# Passage
......

There is a common pattern where you have pairs of files, where one name of the pair can be easily derived from the other. If the file you know the name of is X and the other file is Y, you have the following common use cases.

  • For renaming, Y is X with an extension removed and/or a date stamp added.
  • For transcoding, Y is X with a different extension and perhaps a different directory.
  • For many data analysis tasks, X and Y share some parts of the file name, but have different parameters or extensions.

All of these lend themselves to the same rough code skeleton.

for x in path/to/base*.ext; do
    dir=${x%/*}   # Trim trailing file name, keep dir
    base=${x##*/} # Trim any leading directory

    # In this case, $y has a different subdirectory and a different extension
    y=${dir%/to}/from/${base%.ext}.newext

    # Maybe check if y exists?  Or doesn't exist?
    if [ -e "$y" ]; then
        echo "$0: $y already exists -- skipping" >&2
        continue
    fi

    mv or ffmpeg or awk or whatever "$x" and "$y"

......

# Tasks to carry out
• a. In the passage on paired file names, how is Y formed from X for transcoding?
• b. Please pick up the passage on paired file names from the point where it stops, and continue it.

......

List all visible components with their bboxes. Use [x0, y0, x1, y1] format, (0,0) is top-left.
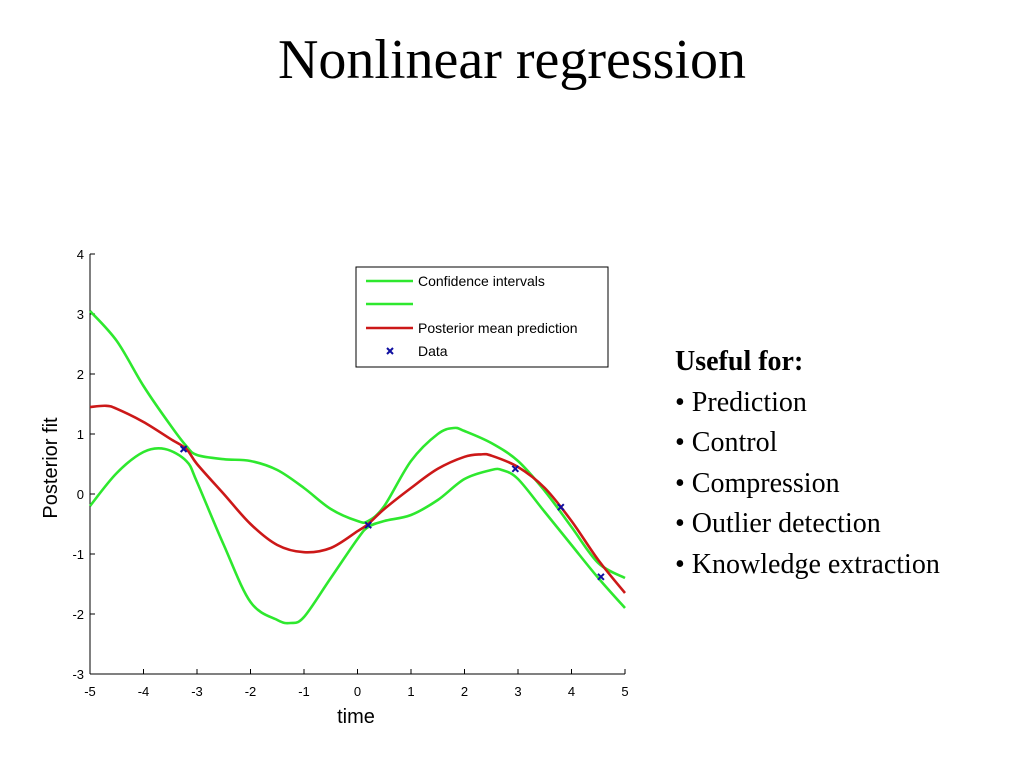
- data-point-marker: [179, 445, 188, 453]
- x-tick-label: 2: [461, 684, 468, 699]
- slide-title: Nonlinear regression: [277, 29, 747, 91]
- use-case-item: • Compression: [675, 467, 840, 499]
- y-tick-label: -2: [72, 607, 84, 622]
- y-axis-label: Posterior fit: [40, 417, 62, 519]
- x-tick-label: -3: [191, 684, 203, 699]
- use-cases-heading: Useful for:: [675, 346, 804, 377]
- confidence-upper-curve: [89, 310, 626, 580]
- y-tick-label: 3: [77, 307, 84, 322]
- legend-box: [355, 266, 609, 368]
- data-point-stroke: [557, 503, 565, 511]
- chart-legend: Confidence intervals Posterior mean predi…: [355, 266, 609, 368]
- y-tick-label: 0: [77, 487, 84, 502]
- data-point-stroke: [364, 521, 372, 529]
- data-point-stroke: [511, 465, 520, 473]
- data-point-marker: [511, 465, 520, 473]
- x-tick-label: 0: [354, 684, 361, 699]
- posterior-mean-curve: [89, 404, 627, 594]
- x-tick-label: 3: [514, 684, 521, 699]
- y-tick-label: 1: [77, 427, 84, 442]
- legend-label: Posterior mean prediction: [418, 320, 578, 336]
- data-point-marker: [597, 573, 605, 581]
- use-case-item: • Outlier detection: [675, 508, 881, 539]
- use-case-item: • Prediction: [675, 386, 807, 418]
- x-tick-label: -1: [298, 684, 310, 699]
- y-tick-label: -3: [72, 667, 84, 682]
- data-point-marker: [364, 521, 372, 529]
- x-tick-label: 4: [568, 684, 575, 699]
- chart-axes: -5 -4 -3 -2 -1 0 1 2 3 4 5 -3 -2 -1 0 1 2 3 4: [72, 247, 628, 699]
- regression-chart: -5 -4 -3 -2 -1 0 1 2 3 4 5 -3 -2 -1 0 1 2 3 4 Confidence i…: [40, 247, 629, 728]
- legend-label: Data: [418, 343, 448, 359]
- x-tick-label: -5: [84, 684, 96, 699]
- x-tick-label: 5: [621, 684, 628, 699]
- y-tick-label: 4: [77, 247, 84, 262]
- legend-swatch-marker: [386, 347, 394, 355]
- data-point-marker: [557, 503, 565, 511]
- use-case-item: • Knowledge extraction: [675, 548, 940, 580]
- x-tick-label: -4: [138, 684, 150, 699]
- x-tick-label: -2: [245, 684, 257, 699]
- legend-label: Confidence intervals: [418, 273, 545, 289]
- y-tick-label: 2: [77, 367, 84, 382]
- chart-data-points: [179, 445, 605, 581]
- use-case-item: • Control: [675, 427, 778, 458]
- confidence-lower-curve: [88, 446, 626, 625]
- x-axis-label: time: [337, 706, 375, 728]
- use-cases-panel: Useful for: • Prediction • Control • Com…: [675, 342, 940, 585]
- y-tick-label: -1: [72, 547, 84, 562]
- x-tick-label: 1: [407, 684, 414, 699]
- data-point-stroke: [179, 445, 188, 453]
- data-point-stroke: [597, 573, 605, 581]
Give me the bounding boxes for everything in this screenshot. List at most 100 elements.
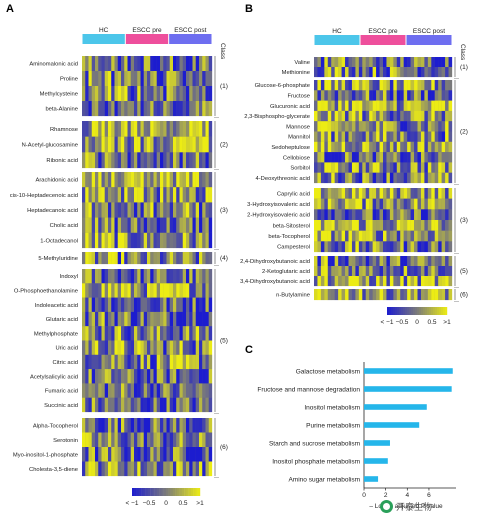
heat-cell [150, 383, 154, 398]
heat-cell [369, 57, 373, 68]
heat-cell [111, 283, 115, 298]
heat-cell [393, 152, 397, 163]
heat-cell [414, 121, 418, 132]
heat-cell [403, 80, 408, 91]
heat-cell [202, 252, 206, 265]
heat-cell [160, 56, 164, 72]
heat-cell [372, 266, 377, 277]
heat-cell [143, 432, 148, 448]
heat-cell [108, 172, 112, 188]
heat-cell [147, 269, 151, 284]
heat-cell [424, 188, 428, 199]
heat-cell [108, 418, 112, 433]
heat-cell [355, 230, 359, 242]
heat-cell [143, 202, 148, 218]
heat-cell [130, 397, 135, 413]
heat-cell [143, 397, 148, 413]
row-label-o-phosphoethanolamine: O-Phosphoethanolamine [14, 288, 78, 294]
heat-cell [338, 152, 342, 163]
heat-cell [417, 256, 422, 267]
heat-cell [182, 369, 187, 384]
heat-cell [331, 100, 335, 111]
heat-cell [389, 80, 394, 91]
heat-cell [403, 256, 408, 267]
heat-cell [414, 230, 418, 242]
heat-cell [108, 297, 112, 312]
group-label-escc-post: ESCC post [174, 27, 206, 34]
heat-cell [438, 230, 442, 242]
heat-cell [88, 56, 92, 72]
heat-cell [199, 101, 203, 117]
heat-cell [441, 172, 446, 184]
heat-cell [91, 232, 96, 249]
heat-cell [420, 230, 425, 242]
heat-cell [88, 418, 92, 433]
heat-cell [137, 283, 141, 298]
colorbar-segment [389, 307, 392, 315]
heat-cell [176, 71, 180, 87]
heat-cell [124, 152, 128, 169]
heat-cell [169, 369, 174, 384]
heat-cell [327, 276, 332, 287]
heat-cell [104, 187, 109, 203]
heat-cell [407, 209, 411, 221]
heat-cell [314, 172, 318, 184]
heat-cell [166, 121, 170, 137]
row-label-3-4-dihydroxybutanoic-acid: 3,4-Dihydroxybutanoic acid [240, 279, 310, 285]
heat-cell [379, 162, 384, 173]
heat-cell [420, 90, 425, 101]
heat-cell [189, 397, 193, 413]
heat-cell [101, 397, 105, 413]
heat-cell [114, 369, 118, 384]
heat-cell [365, 121, 370, 132]
heat-cell [101, 283, 105, 298]
heat-cell [448, 90, 453, 101]
heat-cell [407, 276, 411, 287]
heat-cell [195, 397, 200, 413]
heat-cell [358, 172, 363, 184]
heat-cell [101, 232, 105, 249]
heat-cell [372, 188, 377, 199]
heat-cell [205, 283, 209, 298]
heat-cell [121, 252, 125, 265]
heat-cell [199, 232, 203, 249]
heat-cell [143, 86, 148, 102]
heat-cell [341, 289, 346, 301]
heat-cell [314, 57, 318, 68]
heat-cell [317, 131, 322, 142]
heat-cell [186, 187, 190, 203]
heat-cell [166, 461, 170, 477]
heat-cell [445, 198, 449, 210]
heat-cell [95, 447, 99, 462]
heat-cell [150, 56, 154, 72]
heat-cell [438, 220, 442, 231]
heat-cell [427, 162, 432, 173]
heat-cell [85, 86, 89, 102]
heat-cell [156, 340, 161, 355]
heat-cell [372, 256, 377, 267]
heat-cell [189, 101, 193, 117]
heat-cell [348, 256, 353, 267]
heat-cell [383, 289, 387, 301]
heat-cell [383, 230, 387, 242]
heat-cell [420, 110, 425, 122]
heat-cell [121, 461, 125, 477]
heat-cell [108, 71, 112, 87]
panel-letter-a: A [6, 3, 14, 15]
heat-cell [189, 354, 193, 370]
heat-cell [199, 86, 203, 102]
heat-cell [345, 57, 349, 68]
heat-cell [147, 369, 151, 384]
heat-cell [111, 86, 115, 102]
heat-cell [134, 56, 138, 72]
heat-cell [95, 340, 99, 355]
heat-cell [334, 121, 339, 132]
heat-cell [202, 340, 206, 355]
heat-cell [95, 187, 99, 203]
heat-cell [383, 110, 387, 122]
watermark-text: 开泰生物 [396, 501, 433, 512]
heat-cell [400, 230, 404, 242]
heat-cell [362, 276, 366, 287]
heat-cell [163, 136, 167, 153]
heat-cell [348, 57, 353, 68]
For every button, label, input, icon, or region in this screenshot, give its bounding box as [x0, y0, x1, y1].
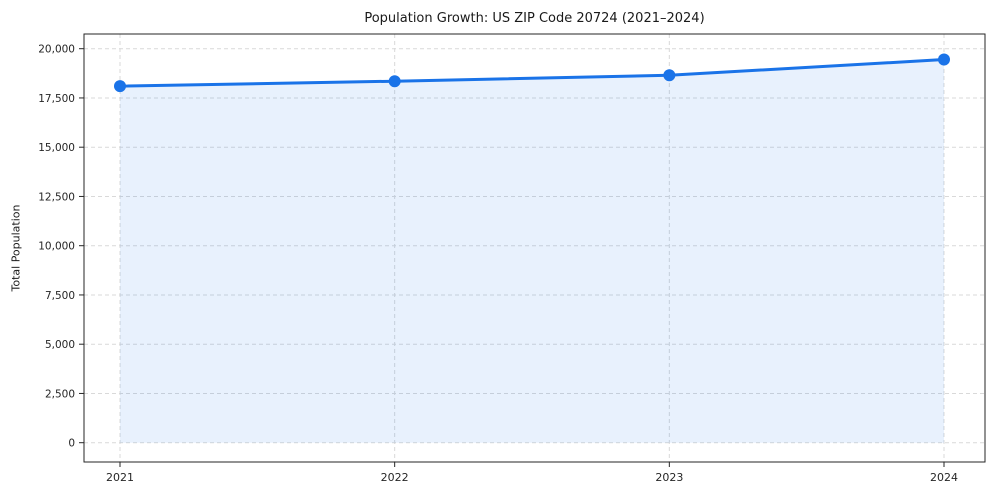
y-tick-label: 10,000	[38, 241, 75, 253]
area-fill	[120, 59, 944, 443]
y-tick-label: 20,000	[38, 44, 75, 56]
y-tick-label: 5,000	[45, 339, 75, 351]
data-point-2023	[663, 69, 676, 82]
data-point-2024	[938, 53, 950, 66]
y-tick-label: 2,500	[45, 388, 75, 400]
x-tick-label: 2024	[930, 471, 958, 484]
x-tick-label: 2021	[106, 471, 134, 484]
data-point-2021	[114, 80, 126, 93]
y-tick-label: 15,000	[38, 142, 75, 154]
axes-spines	[83, 33, 986, 463]
x-tick-label: 2022	[381, 471, 409, 484]
x-tick-label: 2023	[655, 471, 683, 484]
data-line	[118, 58, 946, 88]
y-axis-label: Total Population	[9, 204, 23, 292]
y-tick-label: 7,500	[45, 290, 75, 302]
y-tick-label: 12,500	[38, 191, 75, 203]
y-tick-label: 17,500	[38, 93, 75, 105]
chart-title: Population Growth: US ZIP Code 20724 (20…	[364, 11, 705, 26]
data-point-2022	[388, 75, 401, 88]
y-tick-label: 0	[68, 438, 75, 450]
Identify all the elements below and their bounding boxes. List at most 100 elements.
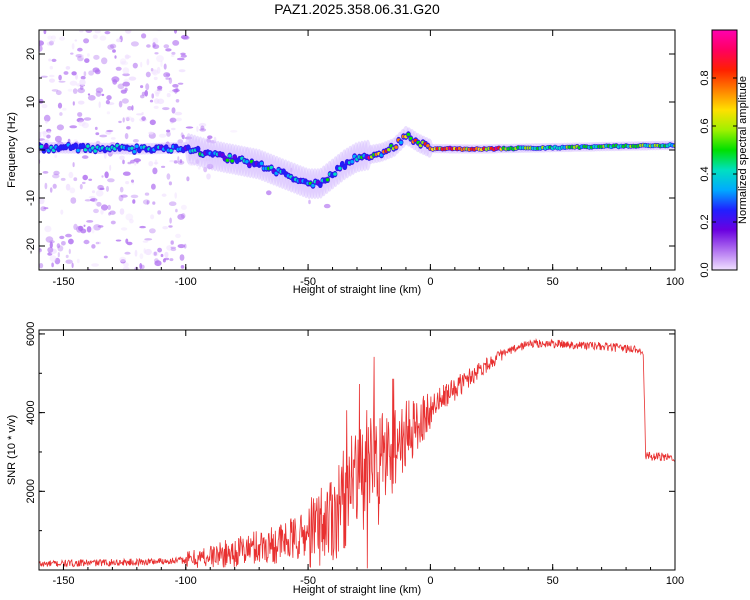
noise-blob [172,84,179,88]
noise-blob [174,88,178,94]
noise-blob [49,65,53,70]
noise-blob [104,171,109,179]
noise-blob [206,173,211,180]
noise-blob [180,52,186,56]
ridge-core [311,183,315,188]
ridge-core [230,159,234,163]
noise-blob [177,57,185,61]
noise-blob [119,186,124,193]
noise-blob [168,201,177,206]
noise-blob [171,127,176,131]
colorbar-scale [711,29,738,271]
noise-blob [160,60,163,67]
noise-blob [172,40,180,46]
noise-blob [151,69,157,75]
noise-blob [69,187,76,194]
noise-blob [52,183,57,189]
noise-blob [181,134,185,140]
noise-blob [68,171,74,179]
noise-blob [116,38,122,43]
noise-blob [131,179,134,183]
ridge-core [245,160,249,164]
noise-blob [142,240,149,243]
noise-blob [82,174,88,181]
noise-blob [39,197,45,205]
noise-blob [128,76,137,81]
noise-blob [114,55,117,59]
noise-blob [84,199,92,202]
spectrogram-xlabel: Height of straight line (km) [293,284,421,296]
noise-blob [169,160,175,163]
noise-blob [82,181,86,185]
noise-blob [97,225,104,228]
noise-blob [47,35,53,40]
noise-blob [150,68,154,72]
ridge-core [394,145,398,149]
noise-blob [171,107,176,114]
noise-blob [120,58,127,65]
noise-blob [57,102,63,109]
noise-blob [170,54,175,58]
x-tick-label: -50 [300,276,316,288]
noise-blob [65,183,71,191]
noise-blob [83,224,86,227]
noise-blob [59,36,66,41]
noise-blob [127,161,132,165]
noise-blob [119,256,127,263]
noise-blob [177,160,185,165]
noise-blob [126,241,133,246]
ridge-core [135,144,139,149]
noise-blob [94,69,101,75]
noise-blob [175,208,178,213]
noise-blob [151,183,156,190]
noise-blob [95,132,100,136]
x-tick-label: 0 [427,575,433,587]
ridge-core [387,148,391,152]
noise-blob [148,161,154,167]
noise-blob [93,224,101,231]
ridge-core [274,171,279,175]
noise-blob [170,240,174,245]
noise-blob [125,30,132,34]
noise-blob [88,70,94,76]
noise-blob [140,61,143,68]
noise-blob [144,192,150,196]
noise-blob [49,74,55,78]
noise-blob [122,73,130,77]
noise-blob [186,176,190,182]
noise-blob [153,98,160,104]
noise-blob [42,139,50,143]
noise-blob [95,190,104,197]
noise-blob [107,44,115,50]
colorbar-tick-label: 0.2 [699,214,711,229]
ridge-core [81,144,85,148]
noise-blob [120,61,129,66]
noise-blob [99,134,108,138]
snr-frame [38,329,676,571]
noise-blob [110,137,116,140]
noise-blob [180,265,185,269]
noise-blob [75,74,78,80]
noise-blob [84,58,90,63]
noise-blob [47,247,54,253]
noise-blob [55,90,62,96]
ridge-core [93,149,98,153]
noise-blob [179,159,183,164]
noise-blob [153,105,159,109]
noise-blob [59,235,65,240]
noise-blob [87,53,90,57]
noise-blob [94,199,98,205]
noise-blob [125,213,134,221]
noise-blob [48,58,52,62]
noise-blob [131,105,134,111]
noise-blob [106,95,112,101]
noise-blob [177,244,185,249]
noise-blob [62,107,67,111]
noise-blob [88,196,96,199]
noise-blob [110,220,116,225]
colorbar-tick-label: 0.8 [699,70,711,85]
noise-blob [149,99,154,103]
noise-blob [174,192,177,199]
noise-blob [80,228,87,234]
noise-blob [163,44,170,49]
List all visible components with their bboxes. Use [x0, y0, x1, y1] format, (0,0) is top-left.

......

# Task results
• a. Y is X with a different extension and perhaps a different directory.

• b.
done

The key here is the observation that y can be derived from x with some simple variable substitutions. So you loop over the x values, and figure out the corresponding y value inside the loop.

Here, we have used the shell's built-in ${variable#prefix} and ${variable%suffix} operators to return the variable's value with any leading prefix or trailing suffix, respectively, trimmed off. (There is also ## and %% to match the longest, instead of the shortest, possible match. The expression after # or % is a regular shell glob pattern.) These should usually be all you need, although you frequently see sed or awk scripts even for this trivial job (where really you should usually try to avoid an external process), as well as of course for more demanding transformations.

If you need to loop over x files scattered across different directories, maybe the loop should start with something like

 find dir1 dir2 etc/and/so/forth -type f -name 'x-files*.ext' -print |
 while IFS='' read -r x; do
     :

A commonly seen problem in similar questions is answers which fail to quote $x and $y correctly. Generally, any variable containing a file name should always be in double quotes.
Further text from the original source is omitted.